Exercise instructions ->
Copy out, from the entries below, each line holding the string "this".

Entries supplied ->
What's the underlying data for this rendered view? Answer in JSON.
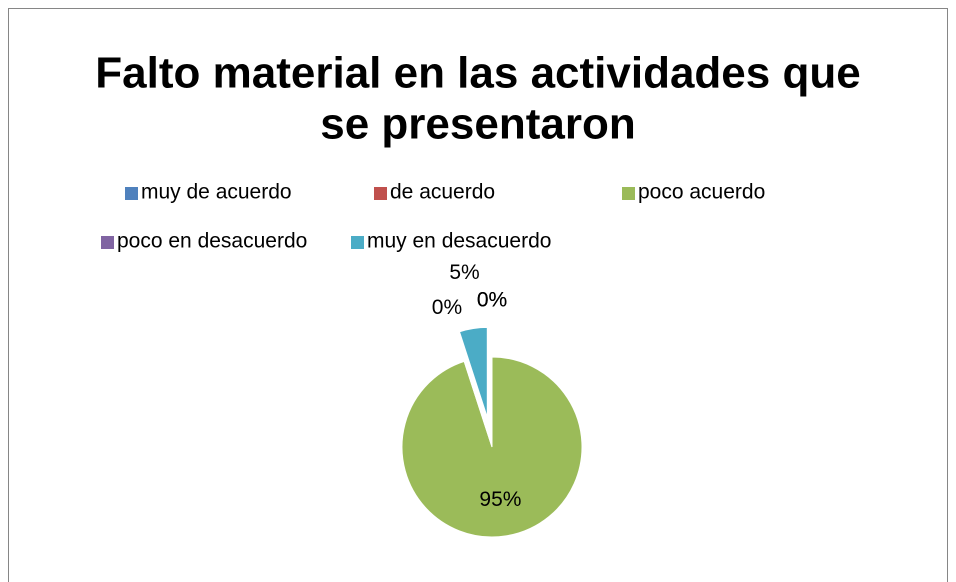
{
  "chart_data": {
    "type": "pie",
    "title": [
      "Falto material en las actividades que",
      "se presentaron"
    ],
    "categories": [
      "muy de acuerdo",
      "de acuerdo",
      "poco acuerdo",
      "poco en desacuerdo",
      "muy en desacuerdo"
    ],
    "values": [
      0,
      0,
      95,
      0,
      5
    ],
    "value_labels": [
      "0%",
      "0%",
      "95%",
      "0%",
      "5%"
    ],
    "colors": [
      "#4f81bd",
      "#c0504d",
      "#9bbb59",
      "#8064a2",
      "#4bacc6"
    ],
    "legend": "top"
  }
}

* * *

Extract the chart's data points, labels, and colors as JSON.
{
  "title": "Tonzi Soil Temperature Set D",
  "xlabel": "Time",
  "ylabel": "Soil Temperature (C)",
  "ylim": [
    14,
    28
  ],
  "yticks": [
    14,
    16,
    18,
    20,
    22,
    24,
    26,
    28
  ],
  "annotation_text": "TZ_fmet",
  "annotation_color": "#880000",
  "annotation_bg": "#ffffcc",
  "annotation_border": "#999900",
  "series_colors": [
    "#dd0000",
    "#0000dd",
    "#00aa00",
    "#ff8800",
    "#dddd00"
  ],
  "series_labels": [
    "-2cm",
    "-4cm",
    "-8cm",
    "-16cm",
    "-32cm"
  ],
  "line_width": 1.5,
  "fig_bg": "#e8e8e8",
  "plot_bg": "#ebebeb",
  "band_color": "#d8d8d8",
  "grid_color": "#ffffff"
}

---

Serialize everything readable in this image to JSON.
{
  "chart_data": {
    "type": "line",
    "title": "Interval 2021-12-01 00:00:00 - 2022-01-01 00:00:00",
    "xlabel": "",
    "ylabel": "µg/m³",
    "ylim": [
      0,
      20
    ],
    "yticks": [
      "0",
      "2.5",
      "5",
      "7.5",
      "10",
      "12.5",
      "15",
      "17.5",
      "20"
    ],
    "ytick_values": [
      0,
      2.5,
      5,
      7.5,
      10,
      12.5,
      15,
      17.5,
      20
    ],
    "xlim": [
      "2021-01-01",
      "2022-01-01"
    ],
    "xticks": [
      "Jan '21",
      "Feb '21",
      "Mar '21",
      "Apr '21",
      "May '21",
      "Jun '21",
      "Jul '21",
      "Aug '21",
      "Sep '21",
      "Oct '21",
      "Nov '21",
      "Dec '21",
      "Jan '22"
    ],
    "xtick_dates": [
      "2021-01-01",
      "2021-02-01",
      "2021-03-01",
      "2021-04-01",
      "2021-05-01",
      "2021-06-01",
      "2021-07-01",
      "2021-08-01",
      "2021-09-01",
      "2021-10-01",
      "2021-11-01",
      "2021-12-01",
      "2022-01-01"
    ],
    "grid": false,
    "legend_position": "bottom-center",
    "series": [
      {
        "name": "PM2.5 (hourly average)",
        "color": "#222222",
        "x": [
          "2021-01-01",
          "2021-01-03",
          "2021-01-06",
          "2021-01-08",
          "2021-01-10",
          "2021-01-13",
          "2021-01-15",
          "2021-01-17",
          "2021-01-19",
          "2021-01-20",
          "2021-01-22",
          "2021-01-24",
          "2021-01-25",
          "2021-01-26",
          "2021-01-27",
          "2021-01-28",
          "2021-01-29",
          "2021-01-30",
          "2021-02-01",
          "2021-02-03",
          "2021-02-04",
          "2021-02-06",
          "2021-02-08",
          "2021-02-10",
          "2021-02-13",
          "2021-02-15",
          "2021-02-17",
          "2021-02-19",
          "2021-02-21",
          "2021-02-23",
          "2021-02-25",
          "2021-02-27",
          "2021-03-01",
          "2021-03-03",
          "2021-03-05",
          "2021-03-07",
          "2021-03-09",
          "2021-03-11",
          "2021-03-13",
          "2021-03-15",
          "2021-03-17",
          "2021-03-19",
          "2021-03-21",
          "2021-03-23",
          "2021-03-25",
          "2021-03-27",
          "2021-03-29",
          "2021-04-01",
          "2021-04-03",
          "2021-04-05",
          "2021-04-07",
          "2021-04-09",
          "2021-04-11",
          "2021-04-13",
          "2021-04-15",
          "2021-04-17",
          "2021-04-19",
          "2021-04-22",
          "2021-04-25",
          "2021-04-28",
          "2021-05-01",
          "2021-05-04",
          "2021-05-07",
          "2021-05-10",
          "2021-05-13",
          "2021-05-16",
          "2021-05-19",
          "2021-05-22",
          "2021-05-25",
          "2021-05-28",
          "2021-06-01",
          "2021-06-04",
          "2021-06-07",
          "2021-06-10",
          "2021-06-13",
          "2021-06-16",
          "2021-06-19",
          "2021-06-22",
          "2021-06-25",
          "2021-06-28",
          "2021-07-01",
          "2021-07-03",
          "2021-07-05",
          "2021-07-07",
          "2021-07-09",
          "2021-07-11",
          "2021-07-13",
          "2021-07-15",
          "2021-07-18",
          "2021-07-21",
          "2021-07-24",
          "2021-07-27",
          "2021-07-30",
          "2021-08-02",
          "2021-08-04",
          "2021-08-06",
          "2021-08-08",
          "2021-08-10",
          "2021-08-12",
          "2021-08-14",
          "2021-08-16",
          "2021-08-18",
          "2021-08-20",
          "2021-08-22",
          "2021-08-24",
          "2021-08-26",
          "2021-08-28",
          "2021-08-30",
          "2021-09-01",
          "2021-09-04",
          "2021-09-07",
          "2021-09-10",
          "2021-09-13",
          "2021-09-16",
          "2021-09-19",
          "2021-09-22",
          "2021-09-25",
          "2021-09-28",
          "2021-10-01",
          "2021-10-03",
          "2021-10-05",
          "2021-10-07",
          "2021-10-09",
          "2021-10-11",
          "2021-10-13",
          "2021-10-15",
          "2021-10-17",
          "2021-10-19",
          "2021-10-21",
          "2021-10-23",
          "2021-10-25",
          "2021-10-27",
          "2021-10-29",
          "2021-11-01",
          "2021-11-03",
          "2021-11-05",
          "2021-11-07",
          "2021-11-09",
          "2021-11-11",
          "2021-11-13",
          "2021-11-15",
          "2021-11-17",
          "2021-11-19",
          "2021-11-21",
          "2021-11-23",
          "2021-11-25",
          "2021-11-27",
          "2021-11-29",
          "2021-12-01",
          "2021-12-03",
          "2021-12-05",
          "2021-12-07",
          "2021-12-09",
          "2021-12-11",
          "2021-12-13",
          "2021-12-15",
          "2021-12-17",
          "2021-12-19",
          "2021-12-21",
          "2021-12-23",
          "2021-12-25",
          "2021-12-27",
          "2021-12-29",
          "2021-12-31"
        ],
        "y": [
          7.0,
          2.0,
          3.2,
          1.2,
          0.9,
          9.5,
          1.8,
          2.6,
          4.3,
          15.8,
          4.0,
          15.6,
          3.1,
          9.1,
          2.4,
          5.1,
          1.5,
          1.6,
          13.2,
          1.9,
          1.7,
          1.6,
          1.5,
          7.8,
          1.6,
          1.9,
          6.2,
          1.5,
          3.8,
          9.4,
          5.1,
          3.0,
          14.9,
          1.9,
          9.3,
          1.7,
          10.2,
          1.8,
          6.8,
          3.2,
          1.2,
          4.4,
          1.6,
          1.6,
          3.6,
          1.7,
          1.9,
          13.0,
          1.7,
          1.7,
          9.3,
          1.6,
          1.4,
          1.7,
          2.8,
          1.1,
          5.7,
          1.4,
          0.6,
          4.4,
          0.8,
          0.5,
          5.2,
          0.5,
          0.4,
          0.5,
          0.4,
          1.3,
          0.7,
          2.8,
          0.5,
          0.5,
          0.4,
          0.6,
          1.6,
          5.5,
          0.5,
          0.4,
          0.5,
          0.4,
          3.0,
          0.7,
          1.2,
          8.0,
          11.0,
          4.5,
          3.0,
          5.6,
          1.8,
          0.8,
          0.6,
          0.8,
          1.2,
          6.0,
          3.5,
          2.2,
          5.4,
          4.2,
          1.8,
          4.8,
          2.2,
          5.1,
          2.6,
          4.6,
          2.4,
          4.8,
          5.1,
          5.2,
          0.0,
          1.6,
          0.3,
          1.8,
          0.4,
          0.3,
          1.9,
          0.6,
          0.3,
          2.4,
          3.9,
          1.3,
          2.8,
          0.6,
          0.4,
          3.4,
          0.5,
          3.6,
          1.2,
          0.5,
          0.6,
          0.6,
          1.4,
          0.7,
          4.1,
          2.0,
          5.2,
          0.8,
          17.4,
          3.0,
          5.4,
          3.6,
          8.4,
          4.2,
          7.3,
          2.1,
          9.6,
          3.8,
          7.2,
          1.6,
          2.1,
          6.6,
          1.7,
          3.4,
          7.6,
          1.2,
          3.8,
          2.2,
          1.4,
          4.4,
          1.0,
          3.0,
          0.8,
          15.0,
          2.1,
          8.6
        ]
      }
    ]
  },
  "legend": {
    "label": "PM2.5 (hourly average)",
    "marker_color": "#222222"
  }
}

Reply ->
What's the underlying data for this rendered view? Answer in JSON.
Serialize everything readable in this image to JSON.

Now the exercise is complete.